-- SELECTED EXCERPT start --

From campaigning for Winston Churchill to singing with Gracie Fields to setting up newspapers to months in a high security jail, THEO PANAYIDES meets a former financier who has led a ‘busy life’

My first introduction to Elizabeth Forsyth is a headline from The Independent, dated March 23, 1996: ‘Nadir aide is jailed over stolen £400,000’. (‘Polly Peck scandal: Former financier Elizabeth Forsyth faces years in prison as her disgraced employer languishes in hiding’ reads the sub-head.) My second introduction comes a day later, when I listen to her read out her life story as a guest speaker at St. Paul’s Cathedral in Nicosia. My third comes three days after that, when I drive to the north and meet her at a restaurant called Ezic Premier overlooking Kyrenia, down the road from her home in the village of Karmi. Each of those meetings makes her seem increasingly affable, though admittedly starting from a newspaper piece about her criminal conviction – albeit a conviction that was later overturned on appeal – sets a pretty low bar.

She is affable, if also a bit formidable. She’s 83, soft-spoken, slightly frail when in motion – she’s due to have a hip operation, “but I’m putting it off,” she says lightly, “because of my social life” – but with very alert brown eyes and beautiful manners. “Can you hear me all right? Are you bored?” she asks more than once while recounting her life at St. Paul’s; “Are you all right for time?” she asks more than once while talking to me at Ezic. She’s solicitous and, for want of a better word, aristocratic. “I was born with a silver spoon in my mouth,” she admits.

Her maiden name is McAlpine, a famous name in the UK construction sector – though her dad was Thomas Somerville McAlpine, an accountant who also published books with titles like The Process of Management and The Basic Arts of Budgeting. He was “the most inspirational person I’ve ever known in my life,” Elizabeth says in her talk, a formative influence on the way her life unfolded. Father never talked down to her, “wanted me to be interested in the business world”, explained the details of what he did at work (except during the war, when what he did was top-secret) – but it was also Father who secretly forbade her first great love from coming round anymore, because he was Roman Catholic, and it was Father who put a stop to teenage Elizabeth’s singing career. “I had a good voice, and he promoted my singing, and I had an Italian teacher. But once I was on the stage I had too many telephone calls from – fellow artists,” she recalls delicately. “And he didn’t like that.”

-- SELECTED EXCERPT end --
-- STORED DATA start --

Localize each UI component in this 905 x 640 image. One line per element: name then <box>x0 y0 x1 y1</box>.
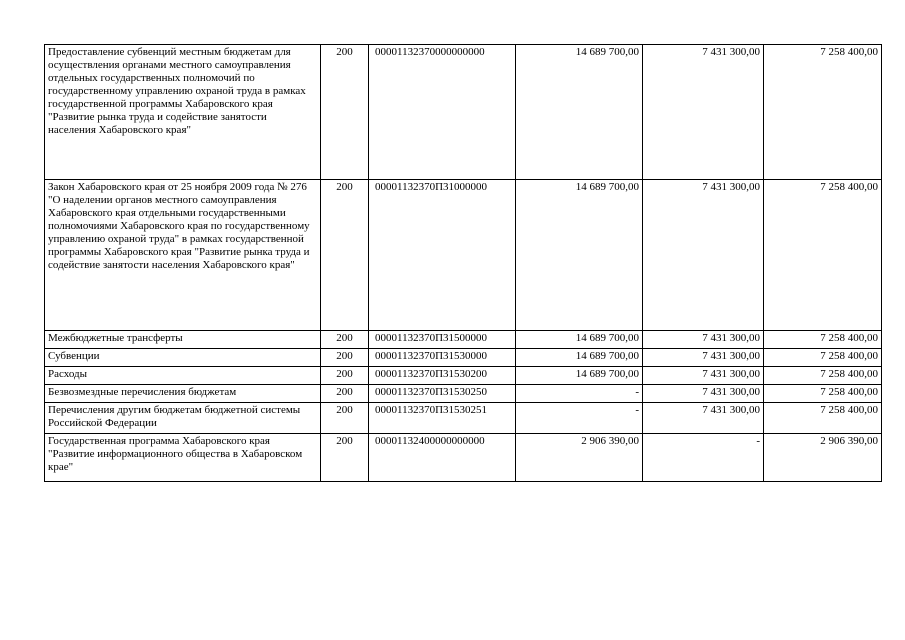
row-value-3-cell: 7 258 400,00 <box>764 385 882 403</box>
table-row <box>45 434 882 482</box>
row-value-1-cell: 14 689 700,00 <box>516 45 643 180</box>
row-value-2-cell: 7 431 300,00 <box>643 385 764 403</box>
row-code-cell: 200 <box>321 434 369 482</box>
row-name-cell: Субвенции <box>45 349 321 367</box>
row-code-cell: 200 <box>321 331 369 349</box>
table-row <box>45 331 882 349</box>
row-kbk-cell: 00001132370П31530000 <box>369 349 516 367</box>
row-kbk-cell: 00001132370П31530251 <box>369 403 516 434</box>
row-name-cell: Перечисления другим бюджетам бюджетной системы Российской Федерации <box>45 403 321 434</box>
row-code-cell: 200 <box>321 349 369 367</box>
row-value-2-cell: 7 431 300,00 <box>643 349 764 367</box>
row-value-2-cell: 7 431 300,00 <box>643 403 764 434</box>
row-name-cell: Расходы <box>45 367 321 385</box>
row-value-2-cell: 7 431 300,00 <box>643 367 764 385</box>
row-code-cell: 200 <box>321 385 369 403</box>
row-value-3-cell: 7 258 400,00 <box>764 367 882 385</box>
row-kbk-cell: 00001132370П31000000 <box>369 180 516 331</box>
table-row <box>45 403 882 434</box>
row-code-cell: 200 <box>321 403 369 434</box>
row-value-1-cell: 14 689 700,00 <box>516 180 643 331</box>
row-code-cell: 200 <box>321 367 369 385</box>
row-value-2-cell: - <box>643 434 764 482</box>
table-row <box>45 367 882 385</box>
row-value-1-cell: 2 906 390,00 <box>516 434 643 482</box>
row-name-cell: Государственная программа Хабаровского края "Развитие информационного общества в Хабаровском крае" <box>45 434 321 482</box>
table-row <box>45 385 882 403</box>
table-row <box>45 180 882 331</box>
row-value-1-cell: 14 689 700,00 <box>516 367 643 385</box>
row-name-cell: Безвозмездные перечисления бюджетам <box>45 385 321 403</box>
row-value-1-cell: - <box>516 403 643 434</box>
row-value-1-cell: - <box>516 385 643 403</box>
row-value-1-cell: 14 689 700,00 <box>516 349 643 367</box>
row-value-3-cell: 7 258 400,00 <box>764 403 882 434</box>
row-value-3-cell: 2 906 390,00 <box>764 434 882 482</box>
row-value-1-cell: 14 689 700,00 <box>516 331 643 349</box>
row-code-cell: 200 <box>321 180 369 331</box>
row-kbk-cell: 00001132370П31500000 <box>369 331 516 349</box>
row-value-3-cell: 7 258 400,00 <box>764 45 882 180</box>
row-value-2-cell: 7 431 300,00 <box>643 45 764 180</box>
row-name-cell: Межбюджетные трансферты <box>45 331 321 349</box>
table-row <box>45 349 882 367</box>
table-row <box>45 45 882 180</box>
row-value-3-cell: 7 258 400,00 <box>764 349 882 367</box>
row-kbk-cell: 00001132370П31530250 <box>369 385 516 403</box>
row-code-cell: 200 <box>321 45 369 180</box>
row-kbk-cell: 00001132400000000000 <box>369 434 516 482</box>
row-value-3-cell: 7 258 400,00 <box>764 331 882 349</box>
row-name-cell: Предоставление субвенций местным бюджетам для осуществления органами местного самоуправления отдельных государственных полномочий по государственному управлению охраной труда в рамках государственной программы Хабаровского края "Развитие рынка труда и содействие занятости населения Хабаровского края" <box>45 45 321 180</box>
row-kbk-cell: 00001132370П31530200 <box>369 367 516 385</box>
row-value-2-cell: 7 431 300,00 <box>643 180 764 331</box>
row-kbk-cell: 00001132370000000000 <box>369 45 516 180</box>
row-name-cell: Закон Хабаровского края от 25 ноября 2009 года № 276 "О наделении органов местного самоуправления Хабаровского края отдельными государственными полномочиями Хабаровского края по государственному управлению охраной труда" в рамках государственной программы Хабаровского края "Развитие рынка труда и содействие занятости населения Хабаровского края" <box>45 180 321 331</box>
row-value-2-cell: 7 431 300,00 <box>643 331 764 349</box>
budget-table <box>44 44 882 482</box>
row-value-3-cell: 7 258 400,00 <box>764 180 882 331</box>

-- STORED DATA end --

— REQUIRED ACTIONS —
a. Could you rewrite the passage of the Elizabeth Forsyth profile between "My first introduction" and "pretty low bar.", inclusive, with "restaurant" changed to "café"?
b. Can you write the next part of the profile of Elizabeth Forsyth, picking up after its last sentence?

— WRITTEN ANSWERS —
a.
My first introduction to Elizabeth Forsyth is a headline from The Independent, dated March 23, 1996: ‘Nadir aide is jailed over stolen £400,000’. (‘Polly Peck scandal: Former financier Elizabeth Forsyth faces years in prison as her disgraced employer languishes in hiding’ reads the sub-head.) My second introduction comes a day later, when I listen to her read out her life story as a guest speaker at St. Paul’s Cathedral in Nicosia. My third comes three days after that, when I drive to the north and meet her at a café called Ezic Premier overlooking Kyrenia, down the road from her home in the village of Karmi. Each of those meetings makes her seem increasingly affable, though admittedly starting from a newspaper piece about her criminal conviction – albeit a conviction that was later overturned on appeal – sets a pretty low bar.

b.
She was indeed a singer for a while, and a good one. At 16, she sang alongside Gracie Fields and Italian tenor Beniamino Gigli at the Royal Command Performance of 1952 (the first one attended by the other Elizabeth, Queen Liz II). She wears her accomplishments lightly – but she’s done a lot, she could tell some stories. She’s founded newspapers (Kibris and what’s now Cyprus Today), and was once the leading breeder of Arab horses in the UK. In the 80s, when she worked for Asil Nadir – the Turkish Cypriot CEO of Polly Peck, who was charged with fraud after the company collapsed and lived as a fugitive in the north for 17 years – she also “brought British beef back to Britain”, importing Aberdeen Angus cattle from Canada to Nadir’s estate in the Midlands. “I’ve had such a busy life,” she laughs at one point, sipping cappuccino at the Ezic Premier, “I’ve forgotten half of it.”

What’s she like, though? What kind of person? What are her values? Devout, certainly. Conservative, both small-c and capital-C. She was active in the Young Conservatives – “Everything had been arranged for me to join them” – and canvassed for Winston Churchill in his final campaign for Prime Minister. (Years earlier, as a child, she’d once been tasked to deliver some eggs to a gentleman who turned out to be Mr Churchill.) I’m a bit surprised that she, a woman, managed to have such a prominent career – mostly merchant banking, with stints at Hill Samuel, First National Bank of Chicago and Citibank – at a time when most women stayed home and raised children, but I shouldn’t be surprised. “It’s who you know, really,” she admits disarmingly.

Her father was engaged in some very hush-hush work during the war (he was also “quite an important Freemason”). He knew Sir Frank Whittle, inventor of the turbo-jet engine, “and he asked Mr Whittle what opportunities there were for his daughter. He said he had a relative at the Ford motor company in Dagenham, the head of the export division, and he suggested I go there. So I didn’t go for an interview – I was just placed, if you know what I mean”. She’s led a charmed life, at least professionally; she never applied for a job and didn’t get it – partly because she always came recommended. She was part of the post-war elite, in a Britain that doesn’t exist anymore.

There were only three women in the export division of the Ford motor company, surrounded by some 200 men; the other two were secretaries, and Elizabeth’s job – at that stage – wasn’t much better. (“The male staff wanted to have a female opinion on the upholstery of the Ford Anglia,” she notes in her talk, to general chuckles.) Nonetheless, she was comfortable with men; she worked “in a man’s world” from the age of 21, and never had a problem. “I never tried to dress like them,” she explains. “You’ve got to try and remain feminine. And you’re not a threat, you must never be a threat to men. Let them have their ideas, let them talk, and at the end of it say: ‘Have you thought about this? Don’t you think that’s a good idea?’. And that works.”

That kind of thinking is very unfashionable in the UK these days, I note.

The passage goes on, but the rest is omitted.